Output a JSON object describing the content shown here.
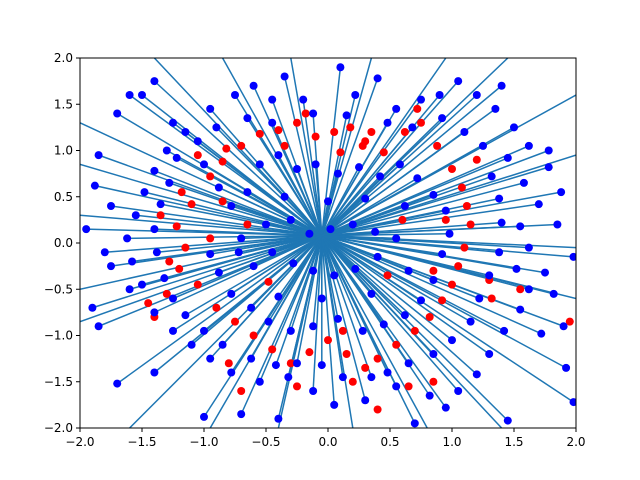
{
  "chart_data": {
    "type": "scatter",
    "title": "",
    "xlabel": "",
    "ylabel": "",
    "xlim": [
      -2.0,
      2.0
    ],
    "ylim": [
      -2.0,
      2.0
    ],
    "grid": false,
    "x_ticks": [
      "−2.0",
      "−1.5",
      "−1.0",
      "−0.5",
      "0.0",
      "0.5",
      "1.0",
      "1.5",
      "2.0"
    ],
    "y_ticks": [
      "−2.0",
      "−1.5",
      "−1.0",
      "−0.5",
      "0.0",
      "0.5",
      "1.0",
      "1.5",
      "2.0"
    ],
    "x_tick_values": [
      -2.0,
      -1.5,
      -1.0,
      -0.5,
      0.0,
      0.5,
      1.0,
      1.5,
      2.0
    ],
    "y_tick_values": [
      -2.0,
      -1.5,
      -1.0,
      -0.5,
      0.0,
      0.5,
      1.0,
      1.5,
      2.0
    ],
    "colors": {
      "line": "#1f77b4",
      "observed_points": "#ff0000",
      "predicted_points": "#0000ff"
    },
    "series": [
      {
        "role": "observed_points",
        "marker": "circle",
        "color": "#ff0000",
        "points": [
          [
            -1.18,
            0.55
          ],
          [
            -1.1,
            0.42
          ],
          [
            -1.22,
            0.18
          ],
          [
            -1.15,
            -0.05
          ],
          [
            -1.2,
            -0.28
          ],
          [
            -1.05,
            -0.45
          ],
          [
            -0.95,
            0.72
          ],
          [
            -0.85,
            0.88
          ],
          [
            -0.7,
            1.05
          ],
          [
            -0.55,
            1.18
          ],
          [
            -0.4,
            1.22
          ],
          [
            -0.25,
            1.3
          ],
          [
            -0.1,
            1.15
          ],
          [
            0.05,
            1.2
          ],
          [
            0.18,
            1.25
          ],
          [
            0.3,
            1.1
          ],
          [
            0.45,
            0.98
          ],
          [
            0.62,
            1.2
          ],
          [
            0.75,
            1.3
          ],
          [
            0.88,
            1.05
          ],
          [
            1.0,
            0.8
          ],
          [
            1.08,
            0.6
          ],
          [
            1.12,
            0.4
          ],
          [
            1.15,
            0.2
          ],
          [
            1.1,
            -0.05
          ],
          [
            1.05,
            -0.25
          ],
          [
            1.0,
            -0.45
          ],
          [
            0.92,
            -0.62
          ],
          [
            0.82,
            -0.8
          ],
          [
            0.7,
            -0.95
          ],
          [
            0.55,
            -1.1
          ],
          [
            0.4,
            -1.25
          ],
          [
            0.3,
            -1.35
          ],
          [
            0.15,
            -1.2
          ],
          [
            0.0,
            -1.05
          ],
          [
            -0.15,
            -1.18
          ],
          [
            -0.3,
            -1.3
          ],
          [
            -0.45,
            -1.15
          ],
          [
            -0.6,
            -1.0
          ],
          [
            -0.75,
            -0.85
          ],
          [
            -0.9,
            -0.7
          ],
          [
            -1.3,
            -0.55
          ],
          [
            -1.4,
            -0.8
          ],
          [
            -1.35,
            0.3
          ],
          [
            -0.8,
            -1.3
          ],
          [
            -0.7,
            -1.6
          ],
          [
            -0.25,
            -1.55
          ],
          [
            0.2,
            -1.5
          ],
          [
            0.4,
            -1.8
          ],
          [
            0.65,
            -1.55
          ],
          [
            0.85,
            -1.5
          ],
          [
            1.3,
            -0.4
          ],
          [
            1.32,
            -0.6
          ],
          [
            1.2,
            0.9
          ],
          [
            0.72,
            1.45
          ],
          [
            0.35,
            1.2
          ],
          [
            -0.18,
            1.4
          ],
          [
            -0.82,
            1.02
          ],
          [
            -1.05,
            0.95
          ],
          [
            -1.28,
            -0.2
          ],
          [
            -0.65,
            0.2
          ],
          [
            0.6,
            0.25
          ],
          [
            0.48,
            -0.35
          ],
          [
            -0.48,
            -0.42
          ],
          [
            0.95,
            0.25
          ],
          [
            -0.95,
            0.05
          ],
          [
            0.1,
            0.98
          ],
          [
            0.12,
            -0.95
          ],
          [
            0.85,
            -0.3
          ],
          [
            -0.85,
            0.45
          ],
          [
            1.95,
            -0.85
          ],
          [
            -1.45,
            -0.65
          ],
          [
            1.55,
            -0.5
          ],
          [
            0.28,
            1.05
          ],
          [
            -0.35,
            1.05
          ]
        ]
      },
      {
        "role": "predicted_points",
        "marker": "circle",
        "color": "#0000ff",
        "points": [
          [
            -1.75,
            0.4
          ],
          [
            -1.85,
            0.95
          ],
          [
            -1.6,
            1.6
          ],
          [
            -1.4,
            1.75
          ],
          [
            -0.6,
            1.7
          ],
          [
            -0.45,
            1.55
          ],
          [
            -0.2,
            1.55
          ],
          [
            0.1,
            1.9
          ],
          [
            0.4,
            1.78
          ],
          [
            0.9,
            1.6
          ],
          [
            1.05,
            1.75
          ],
          [
            1.4,
            1.7
          ],
          [
            1.78,
            0.82
          ],
          [
            1.88,
            0.55
          ],
          [
            1.85,
            0.2
          ],
          [
            1.98,
            -0.15
          ],
          [
            1.82,
            -0.55
          ],
          [
            1.9,
            -0.9
          ],
          [
            1.92,
            -1.35
          ],
          [
            1.98,
            -1.72
          ],
          [
            1.45,
            -1.92
          ],
          [
            0.95,
            -1.78
          ],
          [
            0.7,
            -1.95
          ],
          [
            0.3,
            -1.7
          ],
          [
            0.05,
            -1.75
          ],
          [
            -0.4,
            -1.9
          ],
          [
            -0.7,
            -1.85
          ],
          [
            -1.0,
            -1.88
          ],
          [
            -1.4,
            -1.4
          ],
          [
            -1.7,
            -1.52
          ],
          [
            -1.85,
            -0.9
          ],
          [
            -1.9,
            -0.7
          ],
          [
            -1.6,
            -0.5
          ],
          [
            -1.8,
            -0.1
          ],
          [
            -1.95,
            0.15
          ],
          [
            -1.7,
            1.4
          ],
          [
            -1.5,
            1.6
          ],
          [
            -1.25,
            1.3
          ],
          [
            -0.95,
            1.45
          ],
          [
            -0.75,
            1.6
          ],
          [
            -0.35,
            1.8
          ],
          [
            0.22,
            1.6
          ],
          [
            0.55,
            1.45
          ],
          [
            0.75,
            1.55
          ],
          [
            1.2,
            1.6
          ],
          [
            1.35,
            1.45
          ],
          [
            1.5,
            1.25
          ],
          [
            1.62,
            1.05
          ],
          [
            1.45,
            0.92
          ],
          [
            1.58,
            0.65
          ],
          [
            1.7,
            0.42
          ],
          [
            1.55,
            0.18
          ],
          [
            1.62,
            -0.05
          ],
          [
            1.52,
            -0.28
          ],
          [
            1.62,
            -0.5
          ],
          [
            1.55,
            -0.72
          ],
          [
            1.42,
            -0.95
          ],
          [
            1.3,
            -1.2
          ],
          [
            1.2,
            -1.42
          ],
          [
            1.05,
            -1.6
          ],
          [
            0.82,
            -1.65
          ],
          [
            0.55,
            -1.55
          ],
          [
            0.35,
            -1.45
          ],
          [
            0.12,
            -1.45
          ],
          [
            -0.12,
            -1.6
          ],
          [
            -0.32,
            -1.45
          ],
          [
            -0.55,
            -1.5
          ],
          [
            -0.78,
            -1.4
          ],
          [
            -0.95,
            -1.25
          ],
          [
            -1.1,
            -1.1
          ],
          [
            -1.25,
            -0.95
          ],
          [
            -1.4,
            -0.75
          ],
          [
            -1.5,
            -0.45
          ],
          [
            -1.58,
            -0.2
          ],
          [
            -1.62,
            0.05
          ],
          [
            -1.55,
            0.3
          ],
          [
            -1.48,
            0.55
          ],
          [
            -1.4,
            0.78
          ],
          [
            -1.3,
            1.0
          ],
          [
            -1.15,
            1.2
          ],
          [
            -1.0,
            0.85
          ],
          [
            -0.88,
            0.6
          ],
          [
            -0.78,
            0.4
          ],
          [
            -0.65,
            0.55
          ],
          [
            -0.55,
            0.85
          ],
          [
            -0.4,
            0.95
          ],
          [
            -0.25,
            0.8
          ],
          [
            -0.1,
            0.85
          ],
          [
            0.08,
            0.75
          ],
          [
            0.25,
            0.82
          ],
          [
            0.42,
            0.72
          ],
          [
            0.58,
            0.85
          ],
          [
            0.72,
            0.7
          ],
          [
            0.85,
            0.52
          ],
          [
            0.95,
            0.35
          ],
          [
            0.98,
            0.1
          ],
          [
            0.92,
            -0.12
          ],
          [
            0.85,
            -0.4
          ],
          [
            0.75,
            -0.62
          ],
          [
            0.62,
            -0.78
          ],
          [
            0.45,
            -0.88
          ],
          [
            0.28,
            -0.95
          ],
          [
            0.08,
            -0.82
          ],
          [
            -0.12,
            -0.9
          ],
          [
            -0.3,
            -0.95
          ],
          [
            -0.48,
            -0.85
          ],
          [
            -0.62,
            -0.7
          ],
          [
            -0.78,
            -0.55
          ],
          [
            -0.88,
            -0.32
          ],
          [
            -0.95,
            -0.12
          ],
          [
            -0.7,
            0.05
          ],
          [
            -0.5,
            0.2
          ],
          [
            -0.3,
            0.25
          ],
          [
            -0.15,
            0.1
          ],
          [
            0.02,
            0.15
          ],
          [
            0.2,
            0.2
          ],
          [
            0.38,
            0.12
          ],
          [
            0.55,
            0.05
          ],
          [
            0.4,
            -0.15
          ],
          [
            0.22,
            -0.28
          ],
          [
            0.05,
            -0.35
          ],
          [
            -0.12,
            -0.3
          ],
          [
            -0.28,
            -0.22
          ],
          [
            -0.45,
            -0.1
          ],
          [
            -0.6,
            -0.25
          ],
          [
            -0.35,
            0.5
          ],
          [
            0.0,
            0.45
          ],
          [
            0.3,
            0.48
          ],
          [
            0.62,
            0.4
          ],
          [
            0.65,
            -0.3
          ],
          [
            0.35,
            -0.55
          ],
          [
            -0.05,
            -0.6
          ],
          [
            -0.4,
            -0.58
          ],
          [
            -0.72,
            -0.1
          ],
          [
            -1.22,
            0.92
          ],
          [
            -1.05,
            1.1
          ],
          [
            -0.9,
            1.25
          ],
          [
            -0.65,
            1.35
          ],
          [
            -0.45,
            1.3
          ],
          [
            -0.12,
            1.4
          ],
          [
            0.15,
            1.38
          ],
          [
            0.48,
            1.3
          ],
          [
            0.68,
            1.25
          ],
          [
            0.92,
            1.35
          ],
          [
            1.1,
            1.2
          ],
          [
            1.25,
            1.05
          ],
          [
            1.32,
            0.72
          ],
          [
            1.38,
            0.48
          ],
          [
            1.4,
            0.22
          ],
          [
            1.38,
            -0.1
          ],
          [
            1.3,
            -0.35
          ],
          [
            1.22,
            -0.6
          ],
          [
            1.15,
            -0.85
          ],
          [
            1.0,
            -1.05
          ],
          [
            0.85,
            -1.2
          ],
          [
            0.65,
            -1.3
          ],
          [
            0.48,
            -1.4
          ],
          [
            -0.05,
            -1.32
          ],
          [
            -0.25,
            -1.3
          ],
          [
            -0.42,
            -1.32
          ],
          [
            -0.62,
            -1.25
          ],
          [
            -0.85,
            -1.1
          ],
          [
            -1.0,
            -0.95
          ],
          [
            -1.15,
            -0.78
          ],
          [
            -1.25,
            -0.6
          ],
          [
            -1.32,
            -0.38
          ],
          [
            -1.38,
            -0.1
          ],
          [
            -1.4,
            0.15
          ],
          [
            -1.35,
            0.42
          ],
          [
            -1.28,
            0.65
          ],
          [
            -1.75,
            -0.25
          ],
          [
            -1.88,
            0.62
          ],
          [
            1.78,
            1.0
          ],
          [
            1.75,
            -0.32
          ],
          [
            1.72,
            -0.98
          ]
        ]
      }
    ],
    "segments": [
      [
        -0.05,
        0.08,
        -2.0,
        1.3
      ],
      [
        -0.05,
        0.08,
        -2.0,
        0.3
      ],
      [
        -0.05,
        0.08,
        -2.0,
        -0.5
      ],
      [
        -0.05,
        0.08,
        -2.0,
        -0.85
      ],
      [
        -0.05,
        0.08,
        -1.4,
        2.0
      ],
      [
        -0.05,
        0.08,
        -0.85,
        2.0
      ],
      [
        -0.05,
        0.08,
        -0.3,
        2.0
      ],
      [
        -0.05,
        0.08,
        0.35,
        2.0
      ],
      [
        -0.05,
        0.08,
        0.95,
        2.0
      ],
      [
        -0.05,
        0.08,
        1.45,
        2.0
      ],
      [
        -0.05,
        0.08,
        2.0,
        -0.05
      ],
      [
        -0.05,
        0.08,
        2.0,
        -0.6
      ],
      [
        -0.05,
        0.08,
        1.4,
        -2.0
      ],
      [
        -0.05,
        0.08,
        0.8,
        -2.0
      ],
      [
        -0.05,
        0.08,
        0.2,
        -2.0
      ],
      [
        -0.05,
        0.08,
        -0.4,
        -2.0
      ],
      [
        -0.05,
        0.08,
        -0.95,
        -2.0
      ],
      [
        -0.05,
        0.08,
        -1.6,
        -2.0
      ],
      [
        -0.05,
        0.08,
        2.0,
        1.6
      ],
      [
        -0.05,
        0.08,
        2.0,
        0.95
      ],
      [
        -0.05,
        0.08,
        -2.0,
        0.85
      ]
    ]
  }
}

——

Looking at the records above, count the lines where the word "role" appears. State only the number.

2